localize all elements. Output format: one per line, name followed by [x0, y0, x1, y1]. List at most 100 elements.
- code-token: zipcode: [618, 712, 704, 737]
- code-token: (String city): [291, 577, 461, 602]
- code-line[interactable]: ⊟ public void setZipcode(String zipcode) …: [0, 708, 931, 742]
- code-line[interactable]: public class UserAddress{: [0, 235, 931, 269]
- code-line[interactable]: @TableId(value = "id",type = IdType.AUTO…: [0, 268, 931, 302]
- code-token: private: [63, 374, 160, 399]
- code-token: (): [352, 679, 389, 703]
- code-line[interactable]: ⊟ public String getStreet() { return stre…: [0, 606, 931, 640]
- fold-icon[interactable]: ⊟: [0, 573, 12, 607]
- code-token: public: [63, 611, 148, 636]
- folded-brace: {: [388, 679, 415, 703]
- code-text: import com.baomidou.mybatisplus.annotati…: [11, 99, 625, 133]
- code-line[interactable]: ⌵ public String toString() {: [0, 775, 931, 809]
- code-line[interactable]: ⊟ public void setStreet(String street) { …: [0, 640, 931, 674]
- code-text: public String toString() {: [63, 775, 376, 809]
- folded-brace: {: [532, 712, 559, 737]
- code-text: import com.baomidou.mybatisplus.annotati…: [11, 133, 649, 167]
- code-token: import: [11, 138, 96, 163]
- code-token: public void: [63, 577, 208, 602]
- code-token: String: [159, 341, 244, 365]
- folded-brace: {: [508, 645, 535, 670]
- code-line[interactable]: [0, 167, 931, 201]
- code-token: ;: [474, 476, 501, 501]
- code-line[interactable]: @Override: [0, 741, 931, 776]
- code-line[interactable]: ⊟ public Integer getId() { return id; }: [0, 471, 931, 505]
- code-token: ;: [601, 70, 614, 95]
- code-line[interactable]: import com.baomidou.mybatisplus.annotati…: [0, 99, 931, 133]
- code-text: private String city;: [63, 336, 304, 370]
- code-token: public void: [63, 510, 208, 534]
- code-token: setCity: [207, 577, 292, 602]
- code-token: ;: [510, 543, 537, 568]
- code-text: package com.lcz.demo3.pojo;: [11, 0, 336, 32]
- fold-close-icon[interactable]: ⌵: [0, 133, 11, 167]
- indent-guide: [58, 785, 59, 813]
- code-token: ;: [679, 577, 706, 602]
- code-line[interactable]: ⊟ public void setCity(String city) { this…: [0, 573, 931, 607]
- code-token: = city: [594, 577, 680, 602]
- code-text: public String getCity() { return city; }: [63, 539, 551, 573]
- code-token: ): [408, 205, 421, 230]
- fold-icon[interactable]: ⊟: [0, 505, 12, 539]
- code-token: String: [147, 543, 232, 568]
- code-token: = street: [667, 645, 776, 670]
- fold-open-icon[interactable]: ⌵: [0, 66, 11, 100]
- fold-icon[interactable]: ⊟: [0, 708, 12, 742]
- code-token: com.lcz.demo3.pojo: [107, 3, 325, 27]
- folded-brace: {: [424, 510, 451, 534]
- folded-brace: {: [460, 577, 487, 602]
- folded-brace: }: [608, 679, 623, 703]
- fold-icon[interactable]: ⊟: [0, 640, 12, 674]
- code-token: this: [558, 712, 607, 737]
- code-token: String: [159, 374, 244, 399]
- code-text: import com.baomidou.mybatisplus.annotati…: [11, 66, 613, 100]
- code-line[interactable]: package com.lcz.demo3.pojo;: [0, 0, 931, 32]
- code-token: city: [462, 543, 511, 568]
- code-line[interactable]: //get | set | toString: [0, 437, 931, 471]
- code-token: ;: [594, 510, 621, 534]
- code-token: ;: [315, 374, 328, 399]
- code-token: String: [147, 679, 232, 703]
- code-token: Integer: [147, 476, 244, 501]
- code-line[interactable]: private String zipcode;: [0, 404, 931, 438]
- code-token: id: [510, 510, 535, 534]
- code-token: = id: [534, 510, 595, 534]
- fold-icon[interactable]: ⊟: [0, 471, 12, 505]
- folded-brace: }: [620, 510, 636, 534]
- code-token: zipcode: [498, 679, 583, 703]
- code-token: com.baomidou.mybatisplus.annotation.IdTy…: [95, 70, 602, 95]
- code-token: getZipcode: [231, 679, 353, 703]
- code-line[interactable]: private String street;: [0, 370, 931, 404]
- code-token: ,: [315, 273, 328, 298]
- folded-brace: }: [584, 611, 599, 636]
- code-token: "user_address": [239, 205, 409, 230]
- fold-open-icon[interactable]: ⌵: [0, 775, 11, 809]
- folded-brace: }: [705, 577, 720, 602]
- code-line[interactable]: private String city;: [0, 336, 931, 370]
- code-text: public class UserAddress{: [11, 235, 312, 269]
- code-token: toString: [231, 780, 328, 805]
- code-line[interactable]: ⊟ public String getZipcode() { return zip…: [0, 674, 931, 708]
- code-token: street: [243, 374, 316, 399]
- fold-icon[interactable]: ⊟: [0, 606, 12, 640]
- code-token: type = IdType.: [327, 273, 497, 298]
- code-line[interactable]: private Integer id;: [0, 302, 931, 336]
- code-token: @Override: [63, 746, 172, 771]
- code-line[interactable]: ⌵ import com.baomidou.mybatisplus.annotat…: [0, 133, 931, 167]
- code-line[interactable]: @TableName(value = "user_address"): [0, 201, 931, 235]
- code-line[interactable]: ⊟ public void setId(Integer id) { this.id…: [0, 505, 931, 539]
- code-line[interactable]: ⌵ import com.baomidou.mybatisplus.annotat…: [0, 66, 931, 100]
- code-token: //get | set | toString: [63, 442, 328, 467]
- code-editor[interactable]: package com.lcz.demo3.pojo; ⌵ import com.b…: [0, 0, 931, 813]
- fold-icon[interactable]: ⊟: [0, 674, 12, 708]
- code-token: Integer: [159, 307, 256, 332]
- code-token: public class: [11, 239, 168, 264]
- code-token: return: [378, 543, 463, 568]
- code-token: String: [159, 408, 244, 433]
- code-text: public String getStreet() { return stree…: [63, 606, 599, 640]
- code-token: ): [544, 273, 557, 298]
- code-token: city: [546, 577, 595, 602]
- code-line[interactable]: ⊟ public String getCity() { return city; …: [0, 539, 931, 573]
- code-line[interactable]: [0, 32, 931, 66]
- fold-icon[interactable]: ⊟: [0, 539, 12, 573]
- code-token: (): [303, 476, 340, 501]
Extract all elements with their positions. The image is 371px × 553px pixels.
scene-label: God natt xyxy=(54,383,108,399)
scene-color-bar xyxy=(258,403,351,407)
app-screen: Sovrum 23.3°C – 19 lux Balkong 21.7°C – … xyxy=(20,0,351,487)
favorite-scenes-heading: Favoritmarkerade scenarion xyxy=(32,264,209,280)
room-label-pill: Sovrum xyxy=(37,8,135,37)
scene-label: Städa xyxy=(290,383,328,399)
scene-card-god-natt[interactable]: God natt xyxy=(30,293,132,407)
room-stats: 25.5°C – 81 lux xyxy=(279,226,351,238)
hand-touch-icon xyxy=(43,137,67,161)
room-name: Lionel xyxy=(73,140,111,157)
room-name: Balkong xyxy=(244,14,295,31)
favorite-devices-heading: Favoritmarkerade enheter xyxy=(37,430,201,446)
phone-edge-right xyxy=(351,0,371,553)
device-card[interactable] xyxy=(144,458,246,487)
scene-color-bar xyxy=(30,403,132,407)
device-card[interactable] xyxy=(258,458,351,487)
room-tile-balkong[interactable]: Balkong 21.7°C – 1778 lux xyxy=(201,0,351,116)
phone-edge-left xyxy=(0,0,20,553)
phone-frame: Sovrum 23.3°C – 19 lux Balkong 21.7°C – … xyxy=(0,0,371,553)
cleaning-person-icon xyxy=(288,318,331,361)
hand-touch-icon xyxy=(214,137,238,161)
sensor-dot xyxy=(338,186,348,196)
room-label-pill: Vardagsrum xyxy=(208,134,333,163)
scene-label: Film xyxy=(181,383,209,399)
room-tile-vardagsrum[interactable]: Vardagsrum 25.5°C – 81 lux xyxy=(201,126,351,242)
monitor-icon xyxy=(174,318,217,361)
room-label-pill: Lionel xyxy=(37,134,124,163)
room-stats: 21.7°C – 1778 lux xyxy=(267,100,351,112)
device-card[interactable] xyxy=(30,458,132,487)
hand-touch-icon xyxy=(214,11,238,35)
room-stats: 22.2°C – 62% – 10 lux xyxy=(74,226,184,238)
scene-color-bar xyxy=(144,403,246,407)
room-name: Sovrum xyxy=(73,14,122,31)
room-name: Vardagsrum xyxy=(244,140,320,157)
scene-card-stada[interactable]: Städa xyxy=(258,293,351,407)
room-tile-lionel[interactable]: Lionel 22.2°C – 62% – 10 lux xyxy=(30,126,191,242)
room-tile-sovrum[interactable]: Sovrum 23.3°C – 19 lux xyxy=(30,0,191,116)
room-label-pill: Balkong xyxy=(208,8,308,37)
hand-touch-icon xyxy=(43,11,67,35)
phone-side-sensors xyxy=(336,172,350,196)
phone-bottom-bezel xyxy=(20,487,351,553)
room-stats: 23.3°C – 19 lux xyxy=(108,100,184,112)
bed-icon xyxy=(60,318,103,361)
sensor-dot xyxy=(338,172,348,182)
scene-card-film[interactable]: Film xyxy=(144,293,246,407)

What this task involves: Can you copy out the items word for word, from the very first line up to and including the line with "- fold-icon[interactable]: ⊟: [0, 573, 12, 607]"?

Result of this exercise:
localize all elements. Output format: one per line, name followed by [x0, y0, x1, y1]. List at most 100 elements.
- code-token: zipcode: [618, 712, 704, 737]
- code-token: (String city): [291, 577, 461, 602]
- code-line[interactable]: ⊟ public void setZipcode(String zipcode) …: [0, 708, 931, 742]
- code-line[interactable]: public class UserAddress{: [0, 235, 931, 269]
- code-line[interactable]: @TableId(value = "id",type = IdType.AUTO…: [0, 268, 931, 302]
- code-token: private: [63, 374, 160, 399]
- code-token: (): [352, 679, 389, 703]
- code-line[interactable]: ⊟ public String getStreet() { return stre…: [0, 606, 931, 640]
- fold-icon[interactable]: ⊟: [0, 573, 12, 607]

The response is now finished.